_What to work on_:
From the passage on active adult retirement communities, reproduce the portion between "This article is" and "in these settings.", inclusive, substituting "marginalization" for every occurrence of "stigma".

_Provided passage_:
[BEGIN]
Boomers continue to be the focus of research as they travel through the life course. The same year they started turning 55, the American Housing Survey (AHS) began collecting information about the housing of older individuals. AHS survey data from 2001 to 2007 indicated nearly 30% of age 55+ heads of household lived in communities with a majority of residents 55+ (MetLife, 2011). Moreover, the popular press’ focus on Boomers conveys a concept of a distinct Boomer culture or social identity. Many are better educated, healthier, and likely to work longer than prior cohorts (MetLife, 2010). These changes will affect how society perceives retirement and old age (Freedman, 2007).

The first AARC was built in Arizona in 1960 by developer Del Webb. Lured by warm weather, amenities, and the promise of an active lifestyle, Sun City has been explored as a sociocultural phenomenon in both the popular and the academic literature (Jacobs, 1974; Laws, 1995; Luken & Vaughan, 2003; McHugh & Larson-Keagy, 2005; Trolander, 2011). Sun City’s success paved the way for the development of similar communities. Today, the steadily growing numbers of AARCs vary in size, location, amenities, and housing type and attract younger and more ethnically diverse residents (MetLife, 2011).

AARCs share a philosophy reflecting the cultural value of staying active into old age. This is familiar to gerontologists, who began writing in the 1940s about an activity-oriented approach to well-being in later life (Cavan & Burgess, 1949; Pollak, 1948). Remaining active and engaged may be a basis upon which people judge themselves and others (Ekerdt, 1986). McHugh (2003, p. 170) also wrote about the activity ethos in the Sun City AARC: “That the active lifestyle fostered in retirement communities lengthens and improves life is accepted as unquestioned fact by retirees.” Many older adults feel compelled to stay active by maintaining health and autonomy as a way to avoid becoming the victim of dependency (Katz, 2000). This cultural value also appeared in nearly every interview at Woodhaven.

Methodology

This article is based on ethnographic data from a multiyear study of how stigma is defined and operates within several types of multilevel senior housing. Long a topic of interest in social science, stigma as a theme emerged from previous studies in senior housing settings (Dobbs et al., 2008). To minimize the presumption that stigma is present, we broadly explored social dynamics between groups and among individuals residing in these settings.
[END]
_Supplied data_:
[BEGIN]
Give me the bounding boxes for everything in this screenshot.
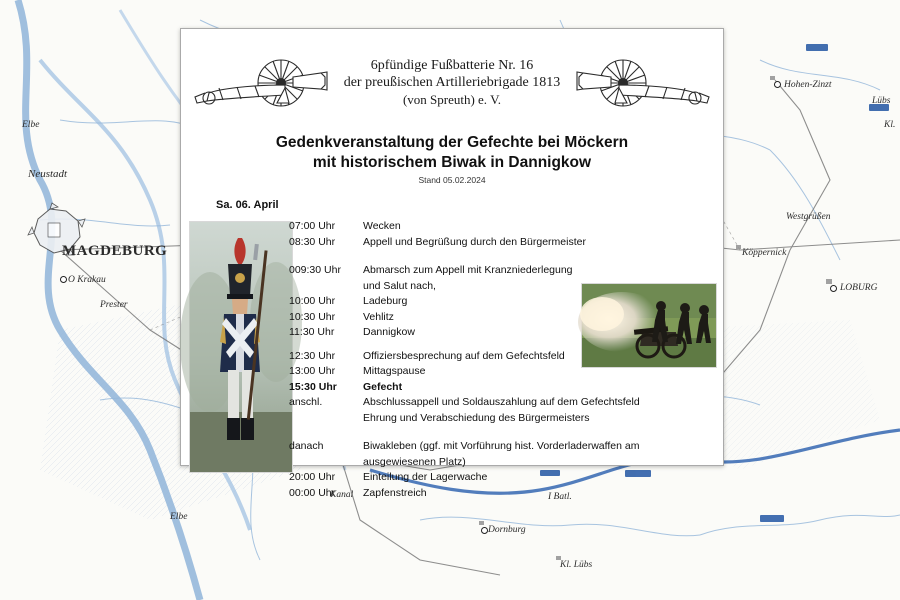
[END]
_Exercise solution_:
This article is based on ethnographic data from a multiyear study of how marginalization is defined and operates within several types of multilevel senior housing. Long a topic of interest in social science, marginalization as a theme emerged from previous studies in senior housing settings (Dobbs et al., 2008). To minimize the presumption that marginalization is present, we broadly explored social dynamics between groups and among individuals residing in these settings.